- What is expected -
Copy out, from the entries below, each line holding the string "Pound".

- Records for the exercise -
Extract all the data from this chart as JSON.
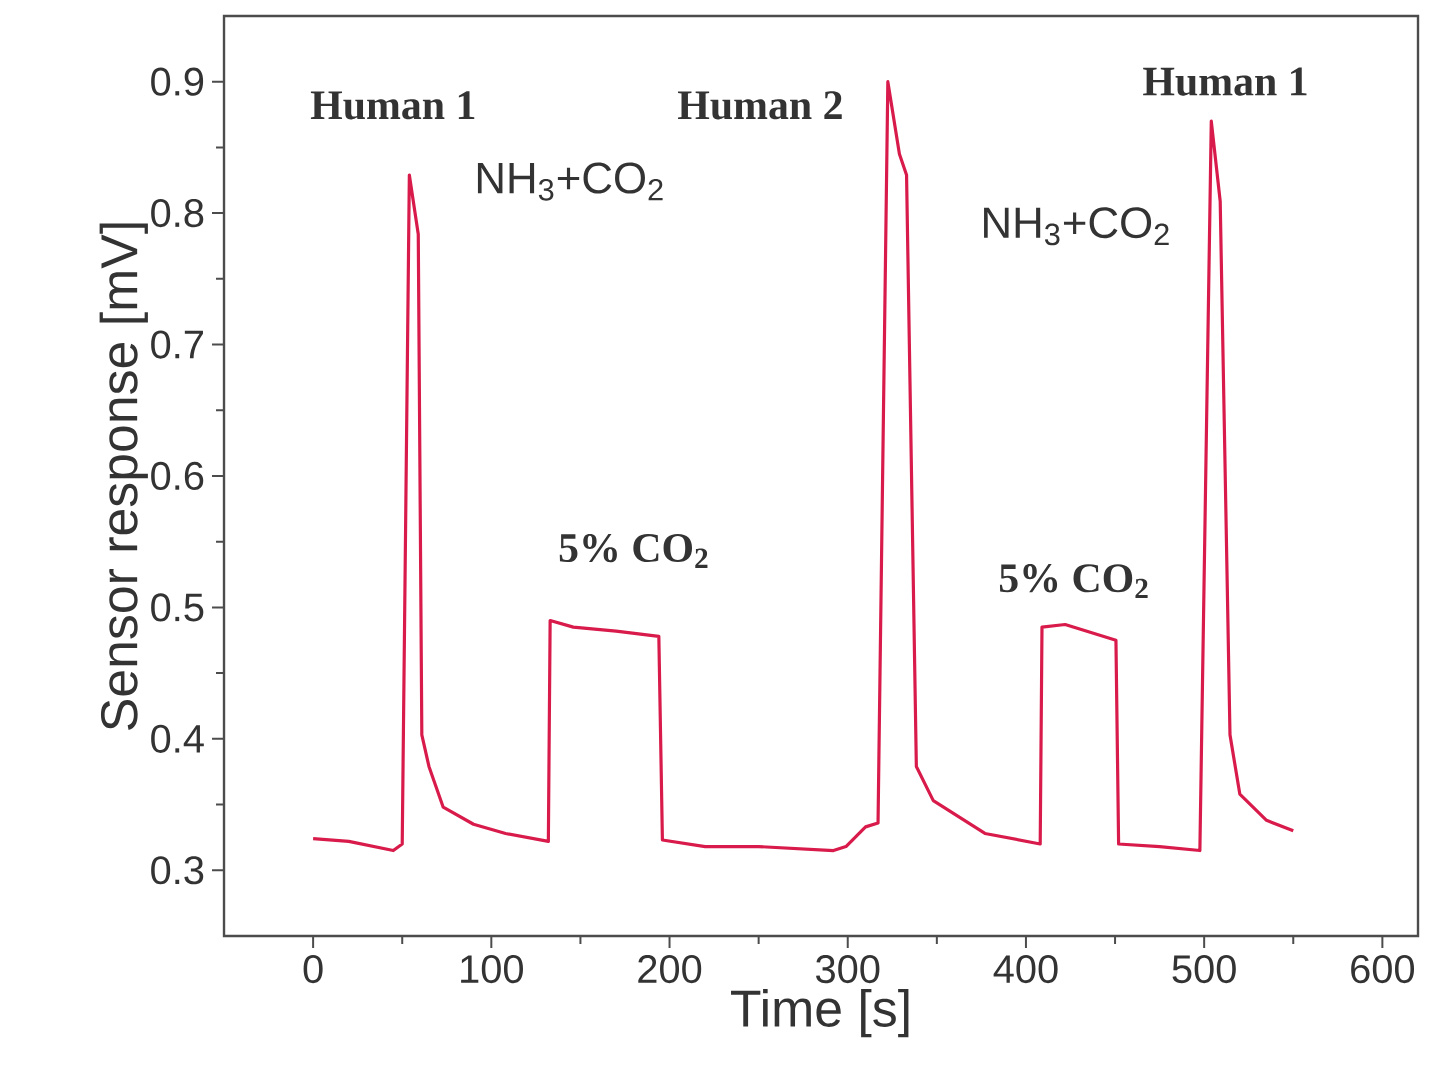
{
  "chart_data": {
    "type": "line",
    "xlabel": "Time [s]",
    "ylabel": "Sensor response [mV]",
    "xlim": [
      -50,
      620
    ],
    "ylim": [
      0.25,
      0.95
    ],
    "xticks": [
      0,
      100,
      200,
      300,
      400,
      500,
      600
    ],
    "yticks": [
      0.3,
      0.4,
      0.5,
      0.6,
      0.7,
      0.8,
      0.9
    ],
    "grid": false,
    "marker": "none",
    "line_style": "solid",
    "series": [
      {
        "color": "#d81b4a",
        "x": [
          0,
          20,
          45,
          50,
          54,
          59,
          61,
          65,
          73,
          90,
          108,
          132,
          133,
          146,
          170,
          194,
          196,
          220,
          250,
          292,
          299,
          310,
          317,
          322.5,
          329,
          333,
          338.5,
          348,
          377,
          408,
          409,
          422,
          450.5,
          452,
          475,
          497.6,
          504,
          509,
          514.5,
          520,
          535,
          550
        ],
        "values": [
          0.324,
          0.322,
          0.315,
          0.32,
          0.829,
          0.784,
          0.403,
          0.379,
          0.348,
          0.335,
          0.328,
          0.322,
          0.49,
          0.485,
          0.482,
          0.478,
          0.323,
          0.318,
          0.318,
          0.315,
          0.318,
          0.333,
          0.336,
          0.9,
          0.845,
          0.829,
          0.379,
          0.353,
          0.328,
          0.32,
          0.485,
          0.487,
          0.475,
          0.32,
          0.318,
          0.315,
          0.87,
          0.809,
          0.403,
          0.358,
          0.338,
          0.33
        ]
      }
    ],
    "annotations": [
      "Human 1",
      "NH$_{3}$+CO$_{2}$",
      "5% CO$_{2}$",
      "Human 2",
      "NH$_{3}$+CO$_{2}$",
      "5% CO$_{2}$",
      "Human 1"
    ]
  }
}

==

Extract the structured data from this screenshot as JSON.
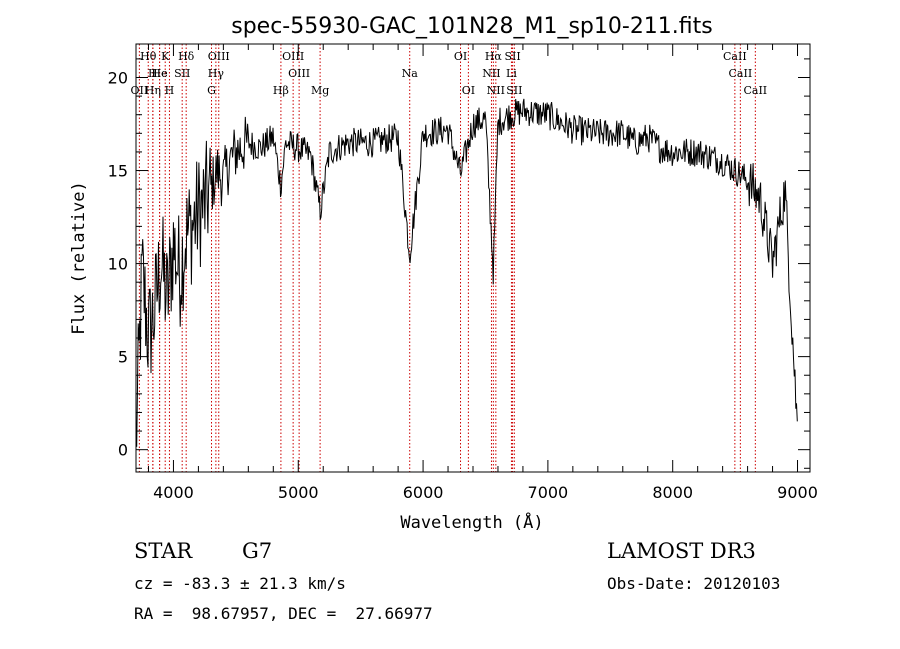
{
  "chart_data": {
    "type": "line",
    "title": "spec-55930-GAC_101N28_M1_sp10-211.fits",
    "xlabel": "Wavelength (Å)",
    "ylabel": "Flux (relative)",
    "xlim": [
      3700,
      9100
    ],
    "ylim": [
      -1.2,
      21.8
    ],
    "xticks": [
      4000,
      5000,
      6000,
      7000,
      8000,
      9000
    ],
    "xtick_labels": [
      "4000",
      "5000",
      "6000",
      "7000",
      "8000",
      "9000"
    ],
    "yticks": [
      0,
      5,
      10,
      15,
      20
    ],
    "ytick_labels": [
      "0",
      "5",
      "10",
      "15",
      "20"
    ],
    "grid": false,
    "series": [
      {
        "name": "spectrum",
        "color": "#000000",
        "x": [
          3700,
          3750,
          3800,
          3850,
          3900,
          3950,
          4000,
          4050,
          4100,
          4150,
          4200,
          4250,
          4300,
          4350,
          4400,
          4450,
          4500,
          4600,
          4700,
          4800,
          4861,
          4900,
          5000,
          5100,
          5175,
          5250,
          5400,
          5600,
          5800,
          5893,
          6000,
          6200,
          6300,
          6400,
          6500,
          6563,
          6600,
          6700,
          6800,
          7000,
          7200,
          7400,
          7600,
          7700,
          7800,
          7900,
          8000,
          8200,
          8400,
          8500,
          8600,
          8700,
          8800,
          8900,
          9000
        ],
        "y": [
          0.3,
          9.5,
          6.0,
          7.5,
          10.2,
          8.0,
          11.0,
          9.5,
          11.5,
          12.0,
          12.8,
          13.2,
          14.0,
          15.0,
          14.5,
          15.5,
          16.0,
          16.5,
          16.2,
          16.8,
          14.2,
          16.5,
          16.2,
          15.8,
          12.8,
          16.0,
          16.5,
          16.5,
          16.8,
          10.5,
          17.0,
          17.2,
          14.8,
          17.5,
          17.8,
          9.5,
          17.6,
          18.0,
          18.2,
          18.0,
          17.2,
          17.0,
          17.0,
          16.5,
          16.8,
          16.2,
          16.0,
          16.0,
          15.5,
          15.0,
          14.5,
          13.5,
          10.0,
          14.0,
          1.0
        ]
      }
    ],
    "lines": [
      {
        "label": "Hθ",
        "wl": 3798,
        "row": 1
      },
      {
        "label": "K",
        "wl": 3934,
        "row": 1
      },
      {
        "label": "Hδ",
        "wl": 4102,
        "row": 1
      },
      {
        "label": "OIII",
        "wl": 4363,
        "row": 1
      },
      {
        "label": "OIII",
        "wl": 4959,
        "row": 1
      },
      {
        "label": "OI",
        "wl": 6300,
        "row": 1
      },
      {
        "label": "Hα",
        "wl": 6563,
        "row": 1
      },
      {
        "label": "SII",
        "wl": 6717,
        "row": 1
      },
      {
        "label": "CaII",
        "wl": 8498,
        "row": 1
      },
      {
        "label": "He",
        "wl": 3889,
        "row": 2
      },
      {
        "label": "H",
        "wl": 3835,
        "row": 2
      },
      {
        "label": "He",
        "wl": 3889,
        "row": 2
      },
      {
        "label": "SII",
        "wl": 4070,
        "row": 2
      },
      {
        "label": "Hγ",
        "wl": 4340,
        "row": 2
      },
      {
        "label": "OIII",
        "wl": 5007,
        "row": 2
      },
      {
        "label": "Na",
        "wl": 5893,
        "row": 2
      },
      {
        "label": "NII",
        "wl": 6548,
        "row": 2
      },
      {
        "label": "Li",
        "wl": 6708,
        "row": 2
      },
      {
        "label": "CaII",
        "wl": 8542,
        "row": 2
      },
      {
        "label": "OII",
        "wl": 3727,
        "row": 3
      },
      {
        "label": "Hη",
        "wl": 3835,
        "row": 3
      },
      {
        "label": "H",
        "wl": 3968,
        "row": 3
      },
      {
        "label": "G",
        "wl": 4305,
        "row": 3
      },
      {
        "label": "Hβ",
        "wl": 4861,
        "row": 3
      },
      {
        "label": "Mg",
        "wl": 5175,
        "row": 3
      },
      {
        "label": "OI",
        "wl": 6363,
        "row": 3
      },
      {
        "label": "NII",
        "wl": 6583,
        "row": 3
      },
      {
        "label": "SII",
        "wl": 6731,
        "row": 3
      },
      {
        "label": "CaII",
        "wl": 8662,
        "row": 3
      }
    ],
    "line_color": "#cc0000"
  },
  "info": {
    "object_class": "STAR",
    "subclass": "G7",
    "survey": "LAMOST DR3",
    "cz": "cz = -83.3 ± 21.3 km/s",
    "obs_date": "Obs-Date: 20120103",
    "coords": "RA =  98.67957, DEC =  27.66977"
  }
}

--

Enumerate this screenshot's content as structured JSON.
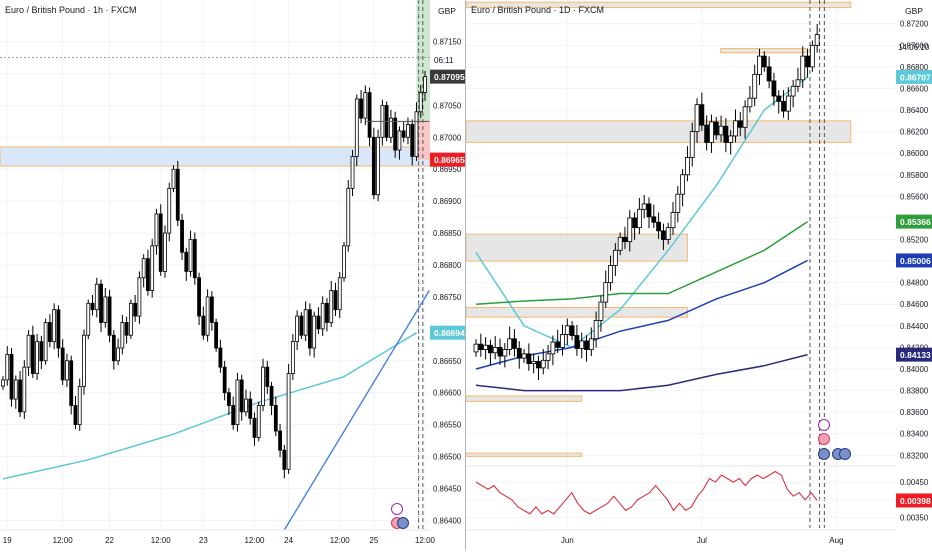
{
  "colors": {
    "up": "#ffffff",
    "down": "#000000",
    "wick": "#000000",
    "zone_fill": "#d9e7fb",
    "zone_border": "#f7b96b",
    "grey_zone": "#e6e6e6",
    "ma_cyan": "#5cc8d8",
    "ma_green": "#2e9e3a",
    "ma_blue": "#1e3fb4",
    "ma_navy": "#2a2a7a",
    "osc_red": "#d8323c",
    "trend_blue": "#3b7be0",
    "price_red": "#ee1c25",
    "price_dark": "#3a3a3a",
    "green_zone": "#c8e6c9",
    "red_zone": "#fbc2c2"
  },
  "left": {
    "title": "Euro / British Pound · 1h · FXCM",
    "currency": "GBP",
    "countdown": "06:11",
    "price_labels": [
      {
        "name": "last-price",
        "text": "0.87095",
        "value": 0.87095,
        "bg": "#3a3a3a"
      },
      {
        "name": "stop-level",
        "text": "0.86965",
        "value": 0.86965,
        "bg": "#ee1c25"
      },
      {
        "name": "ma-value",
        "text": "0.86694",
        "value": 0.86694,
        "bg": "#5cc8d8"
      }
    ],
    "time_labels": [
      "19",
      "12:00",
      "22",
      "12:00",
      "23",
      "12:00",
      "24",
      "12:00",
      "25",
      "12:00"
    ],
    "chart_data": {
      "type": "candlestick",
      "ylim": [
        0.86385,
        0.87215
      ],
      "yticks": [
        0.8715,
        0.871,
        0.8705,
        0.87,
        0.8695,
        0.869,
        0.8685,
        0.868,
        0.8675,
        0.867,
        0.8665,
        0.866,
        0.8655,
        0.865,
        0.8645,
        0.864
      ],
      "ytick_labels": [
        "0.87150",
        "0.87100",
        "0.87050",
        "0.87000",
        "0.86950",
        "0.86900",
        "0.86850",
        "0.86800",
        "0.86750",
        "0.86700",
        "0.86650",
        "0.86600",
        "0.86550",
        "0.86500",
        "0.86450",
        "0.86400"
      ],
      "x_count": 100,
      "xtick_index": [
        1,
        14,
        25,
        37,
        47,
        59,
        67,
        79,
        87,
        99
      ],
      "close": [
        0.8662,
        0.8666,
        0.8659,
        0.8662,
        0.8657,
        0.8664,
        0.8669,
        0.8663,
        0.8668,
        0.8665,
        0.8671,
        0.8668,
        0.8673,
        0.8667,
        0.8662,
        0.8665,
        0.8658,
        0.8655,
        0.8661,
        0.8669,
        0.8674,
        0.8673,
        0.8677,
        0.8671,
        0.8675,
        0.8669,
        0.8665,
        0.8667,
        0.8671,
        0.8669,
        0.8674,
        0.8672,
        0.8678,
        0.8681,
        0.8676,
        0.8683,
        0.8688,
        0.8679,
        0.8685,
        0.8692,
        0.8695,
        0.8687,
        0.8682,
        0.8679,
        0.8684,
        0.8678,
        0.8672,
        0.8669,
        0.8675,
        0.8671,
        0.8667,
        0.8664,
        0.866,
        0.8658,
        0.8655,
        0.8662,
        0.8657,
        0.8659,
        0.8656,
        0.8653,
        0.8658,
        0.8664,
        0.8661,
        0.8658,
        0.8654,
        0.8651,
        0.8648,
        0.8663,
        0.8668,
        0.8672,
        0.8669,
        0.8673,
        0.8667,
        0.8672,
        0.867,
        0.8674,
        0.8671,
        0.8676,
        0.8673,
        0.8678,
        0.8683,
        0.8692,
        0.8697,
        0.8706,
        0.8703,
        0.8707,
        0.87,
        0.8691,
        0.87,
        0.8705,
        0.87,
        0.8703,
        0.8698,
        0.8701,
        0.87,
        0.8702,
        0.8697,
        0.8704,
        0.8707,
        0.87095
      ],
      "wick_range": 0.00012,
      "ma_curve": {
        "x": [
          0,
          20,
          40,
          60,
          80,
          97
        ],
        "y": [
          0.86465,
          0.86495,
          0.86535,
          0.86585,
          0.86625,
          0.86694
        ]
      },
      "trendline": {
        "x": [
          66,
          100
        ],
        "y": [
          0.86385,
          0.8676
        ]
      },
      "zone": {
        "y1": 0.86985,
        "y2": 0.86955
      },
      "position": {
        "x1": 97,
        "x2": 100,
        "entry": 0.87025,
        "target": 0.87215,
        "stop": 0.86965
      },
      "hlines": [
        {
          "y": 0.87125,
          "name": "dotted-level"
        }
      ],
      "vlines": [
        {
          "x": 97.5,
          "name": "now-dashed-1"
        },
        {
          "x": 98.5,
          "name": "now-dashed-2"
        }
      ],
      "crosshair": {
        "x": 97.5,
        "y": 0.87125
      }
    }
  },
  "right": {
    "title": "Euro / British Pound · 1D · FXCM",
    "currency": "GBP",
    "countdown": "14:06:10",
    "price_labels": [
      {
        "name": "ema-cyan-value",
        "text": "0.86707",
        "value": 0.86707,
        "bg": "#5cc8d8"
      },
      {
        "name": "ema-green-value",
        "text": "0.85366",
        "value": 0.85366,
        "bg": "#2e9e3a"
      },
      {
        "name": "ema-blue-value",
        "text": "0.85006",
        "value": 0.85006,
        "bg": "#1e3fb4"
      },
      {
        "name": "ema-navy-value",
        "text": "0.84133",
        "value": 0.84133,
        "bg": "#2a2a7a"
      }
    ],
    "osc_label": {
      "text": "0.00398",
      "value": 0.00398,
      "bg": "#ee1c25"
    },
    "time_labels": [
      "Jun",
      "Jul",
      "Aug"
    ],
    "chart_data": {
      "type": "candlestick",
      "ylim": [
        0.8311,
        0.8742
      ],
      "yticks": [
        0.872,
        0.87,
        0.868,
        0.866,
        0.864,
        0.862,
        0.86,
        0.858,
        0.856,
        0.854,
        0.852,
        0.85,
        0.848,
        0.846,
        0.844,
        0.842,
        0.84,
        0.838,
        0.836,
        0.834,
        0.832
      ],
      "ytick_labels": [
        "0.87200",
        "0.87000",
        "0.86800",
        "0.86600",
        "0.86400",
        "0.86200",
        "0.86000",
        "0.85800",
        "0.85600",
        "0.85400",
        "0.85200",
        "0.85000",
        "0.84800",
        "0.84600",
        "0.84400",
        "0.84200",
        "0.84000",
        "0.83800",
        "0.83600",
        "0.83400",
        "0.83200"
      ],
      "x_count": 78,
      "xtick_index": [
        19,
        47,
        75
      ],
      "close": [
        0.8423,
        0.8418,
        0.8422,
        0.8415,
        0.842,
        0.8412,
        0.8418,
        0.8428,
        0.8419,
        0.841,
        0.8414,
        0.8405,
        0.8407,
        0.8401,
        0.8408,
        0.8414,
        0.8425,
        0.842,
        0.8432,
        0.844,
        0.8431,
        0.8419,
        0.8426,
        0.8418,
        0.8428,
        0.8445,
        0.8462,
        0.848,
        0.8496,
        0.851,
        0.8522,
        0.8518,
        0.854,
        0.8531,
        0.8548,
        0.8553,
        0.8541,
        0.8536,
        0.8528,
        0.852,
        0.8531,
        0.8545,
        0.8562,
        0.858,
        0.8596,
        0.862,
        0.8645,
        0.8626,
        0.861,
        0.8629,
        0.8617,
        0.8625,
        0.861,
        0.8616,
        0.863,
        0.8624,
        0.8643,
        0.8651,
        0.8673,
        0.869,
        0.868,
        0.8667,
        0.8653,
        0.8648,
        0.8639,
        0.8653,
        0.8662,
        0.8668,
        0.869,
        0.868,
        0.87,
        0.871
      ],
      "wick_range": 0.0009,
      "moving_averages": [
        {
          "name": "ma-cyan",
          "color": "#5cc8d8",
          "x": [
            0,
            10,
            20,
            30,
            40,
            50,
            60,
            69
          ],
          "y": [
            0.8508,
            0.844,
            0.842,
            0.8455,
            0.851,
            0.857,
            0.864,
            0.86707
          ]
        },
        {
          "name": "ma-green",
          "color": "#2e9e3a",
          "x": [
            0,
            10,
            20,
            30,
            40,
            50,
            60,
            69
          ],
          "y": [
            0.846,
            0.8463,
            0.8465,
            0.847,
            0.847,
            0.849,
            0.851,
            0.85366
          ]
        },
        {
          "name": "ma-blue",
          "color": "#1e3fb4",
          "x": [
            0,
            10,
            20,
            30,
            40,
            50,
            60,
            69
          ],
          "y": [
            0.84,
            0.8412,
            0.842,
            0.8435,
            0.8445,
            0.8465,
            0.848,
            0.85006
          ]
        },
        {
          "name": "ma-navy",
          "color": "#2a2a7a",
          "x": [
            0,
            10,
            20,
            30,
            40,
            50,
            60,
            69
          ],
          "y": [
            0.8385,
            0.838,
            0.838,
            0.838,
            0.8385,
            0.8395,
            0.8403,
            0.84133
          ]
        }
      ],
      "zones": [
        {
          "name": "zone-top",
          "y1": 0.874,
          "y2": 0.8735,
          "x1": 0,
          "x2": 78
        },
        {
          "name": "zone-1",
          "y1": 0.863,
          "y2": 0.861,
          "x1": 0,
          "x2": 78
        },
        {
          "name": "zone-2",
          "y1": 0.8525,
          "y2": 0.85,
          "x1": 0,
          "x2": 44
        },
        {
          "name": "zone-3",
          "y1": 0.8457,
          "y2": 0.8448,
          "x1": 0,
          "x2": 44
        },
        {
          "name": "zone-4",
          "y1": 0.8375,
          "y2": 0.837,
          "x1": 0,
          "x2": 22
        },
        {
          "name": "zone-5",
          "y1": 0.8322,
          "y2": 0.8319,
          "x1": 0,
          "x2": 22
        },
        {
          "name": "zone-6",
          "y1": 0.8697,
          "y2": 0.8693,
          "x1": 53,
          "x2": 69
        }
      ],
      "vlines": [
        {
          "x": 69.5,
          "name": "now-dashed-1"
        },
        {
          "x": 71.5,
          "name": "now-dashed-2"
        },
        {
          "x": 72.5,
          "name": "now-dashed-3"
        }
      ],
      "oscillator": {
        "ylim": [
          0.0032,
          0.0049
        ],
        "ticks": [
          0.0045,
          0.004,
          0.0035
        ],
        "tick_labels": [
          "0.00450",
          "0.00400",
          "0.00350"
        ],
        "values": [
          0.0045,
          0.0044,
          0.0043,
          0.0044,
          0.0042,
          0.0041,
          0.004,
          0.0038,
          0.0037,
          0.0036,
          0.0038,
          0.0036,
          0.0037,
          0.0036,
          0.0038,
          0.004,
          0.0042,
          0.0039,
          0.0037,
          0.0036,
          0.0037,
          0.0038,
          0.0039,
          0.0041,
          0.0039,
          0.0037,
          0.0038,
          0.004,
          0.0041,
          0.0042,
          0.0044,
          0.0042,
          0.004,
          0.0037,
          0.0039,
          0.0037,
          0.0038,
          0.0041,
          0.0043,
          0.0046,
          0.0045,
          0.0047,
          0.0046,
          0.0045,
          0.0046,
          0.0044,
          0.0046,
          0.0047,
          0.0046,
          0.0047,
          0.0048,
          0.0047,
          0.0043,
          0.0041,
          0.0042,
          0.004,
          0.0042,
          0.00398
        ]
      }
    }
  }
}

- Expected output -
    "title": "Euro / British Pound · 1h · FXCM",
    "title": "Euro / British Pound · 1D · FXCM",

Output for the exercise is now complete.